--- What the task asks ---
Copy every line of the records below that holds the word "Alianza".

--- Exercise input ---
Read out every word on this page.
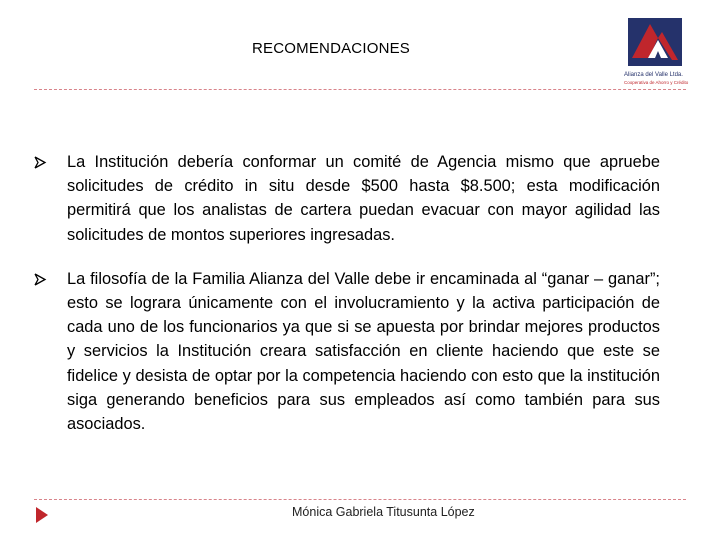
RECOMENDACIONES
Alianza del Valle Ltda.
Cooperativa de Ahorro y Crédito
La Institución debería conformar un comité de Agencia mismo que apruebe solicitudes de crédito in situ desde $500 hasta $8.500; esta modificación permitirá que los analistas de cartera puedan evacuar con mayor agilidad las solicitudes de montos superiores ingresadas.
La filosofía de la Familia Alianza del Valle debe ir encaminada al “ganar – ganar”; esto se lograra únicamente con el involucramiento y la activa participación de cada uno de los funcionarios ya que si se apuesta por brindar mejores productos y servicios la Institución creara satisfacción en cliente haciendo que este se fidelice y desista de optar por la competencia haciendo con esto que la institución siga generando beneficios para sus empleados así como también para sus asociados.
Mónica Gabriela Titusunta López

--- Full output ---
Alianza del Valle Ltda.
La filosofía de la Familia Alianza del Valle debe ir encaminada al “ganar – ganar”; esto se lograra únicamente con el involucramiento y la activa participación de cada uno de los funcionarios ya que si se apuesta por brindar mejores productos y servicios la Institución creara satisfacción en cliente haciendo que este se fidelice y desista de optar por la competencia haciendo con esto que la institución siga generando beneficios para sus empleados así como también para sus asociados.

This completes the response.